BEGIN
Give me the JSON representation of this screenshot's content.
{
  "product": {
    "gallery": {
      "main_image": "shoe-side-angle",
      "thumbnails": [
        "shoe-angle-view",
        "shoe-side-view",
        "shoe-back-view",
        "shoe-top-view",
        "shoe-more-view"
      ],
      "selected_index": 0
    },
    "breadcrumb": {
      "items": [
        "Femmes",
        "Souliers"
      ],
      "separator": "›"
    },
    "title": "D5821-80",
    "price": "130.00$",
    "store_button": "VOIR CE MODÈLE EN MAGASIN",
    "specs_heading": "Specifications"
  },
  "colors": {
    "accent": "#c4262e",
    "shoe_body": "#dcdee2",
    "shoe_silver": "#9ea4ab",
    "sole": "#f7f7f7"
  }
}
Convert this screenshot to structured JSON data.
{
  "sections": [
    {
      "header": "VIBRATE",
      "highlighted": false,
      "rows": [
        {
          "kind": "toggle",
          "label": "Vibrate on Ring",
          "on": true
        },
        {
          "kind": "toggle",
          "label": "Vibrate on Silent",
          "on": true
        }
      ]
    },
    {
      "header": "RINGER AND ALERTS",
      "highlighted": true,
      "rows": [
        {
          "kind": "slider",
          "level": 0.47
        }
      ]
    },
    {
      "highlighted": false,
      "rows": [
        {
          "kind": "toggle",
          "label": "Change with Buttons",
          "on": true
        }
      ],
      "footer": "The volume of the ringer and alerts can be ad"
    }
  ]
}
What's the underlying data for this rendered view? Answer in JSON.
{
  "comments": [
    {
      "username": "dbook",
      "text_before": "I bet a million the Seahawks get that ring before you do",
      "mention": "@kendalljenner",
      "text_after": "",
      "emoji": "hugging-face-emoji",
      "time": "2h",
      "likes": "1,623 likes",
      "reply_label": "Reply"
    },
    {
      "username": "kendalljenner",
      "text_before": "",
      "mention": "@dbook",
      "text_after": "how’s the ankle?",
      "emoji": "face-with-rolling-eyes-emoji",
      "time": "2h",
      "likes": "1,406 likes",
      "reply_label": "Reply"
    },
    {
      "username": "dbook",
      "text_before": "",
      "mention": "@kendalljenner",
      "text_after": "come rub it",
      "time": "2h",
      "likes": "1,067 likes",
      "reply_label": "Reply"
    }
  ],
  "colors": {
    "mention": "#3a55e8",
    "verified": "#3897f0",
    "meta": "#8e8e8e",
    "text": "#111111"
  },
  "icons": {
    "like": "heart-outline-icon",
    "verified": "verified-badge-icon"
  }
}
END
Reproduce the listing in full. Keep it exactly as written.

Give me the JSON representation of this screenshot's content.
{
  "product": {
    "gallery": {
      "main_image": "shoe-side-angle",
      "thumbnails": [
        "shoe-angle-view",
        "shoe-side-view",
        "shoe-back-view",
        "shoe-top-view",
        "shoe-more-view"
      ],
      "selected_index": 0
    },
    "breadcrumb": {
      "items": [
        "Femmes",
        "Souliers"
      ],
      "separator": "›"
    },
    "title": "D5821-80",
    "price": "130.00$",
    "store_button": "VOIR CE MODÈLE EN MAGASIN",
    "specs_heading": "Specifications"
  },
  "colors": {
    "accent": "#c4262e",
    "shoe_body": "#dcdee2",
    "shoe_silver": "#9ea4ab",
    "sole": "#f7f7f7"
  }
}
Convert this screenshot to structured JSON data.
{
  "sections": [
    {
      "header": "VIBRATE",
      "highlighted": false,
      "rows": [
        {
          "kind": "toggle",
          "label": "Vibrate on Ring",
          "on": true
        },
        {
          "kind": "toggle",
          "label": "Vibrate on Silent",
          "on": true
        }
      ]
    },
    {
      "header": "RINGER AND ALERTS",
      "highlighted": true,
      "rows": [
        {
          "kind": "slider",
          "level": 0.47
        }
      ]
    },
    {
      "highlighted": false,
      "rows": [
        {
          "kind": "toggle",
          "label": "Change with Buttons",
          "on": true
        }
      ],
      "footer": "The volume of the ringer and alerts can be ad"
    }
  ]
}
What's the underlying data for this rendered view? Answer in JSON.
{
  "comments": [
    {
      "username": "dbook",
      "text_before": "I bet a million the Seahawks get that ring before you do",
      "mention": "@kendalljenner",
      "text_after": "",
      "emoji": "hugging-face-emoji",
      "time": "2h",
      "likes": "1,623 likes",
      "reply_label": "Reply"
    },
    {
      "username": "kendalljenner",
      "text_before": "",
      "mention": "@dbook",
      "text_after": "how’s the ankle?",
      "emoji": "face-with-rolling-eyes-emoji",
      "time": "2h",
      "likes": "1,406 likes",
      "reply_label": "Reply"
    },
    {
      "username": "dbook",
      "text_before": "",
      "mention": "@kendalljenner",
      "text_after": "come rub it",
      "time": "2h",
      "likes": "1,067 likes",
      "reply_label": "Reply"
    }
  ],
  "colors": {
    "mention": "#3a55e8",
    "verified": "#3897f0",
    "meta": "#8e8e8e",
    "text": "#111111"
  },
  "icons": {
    "like": "heart-outline-icon",
    "verified": "verified-badge-icon"
  }
}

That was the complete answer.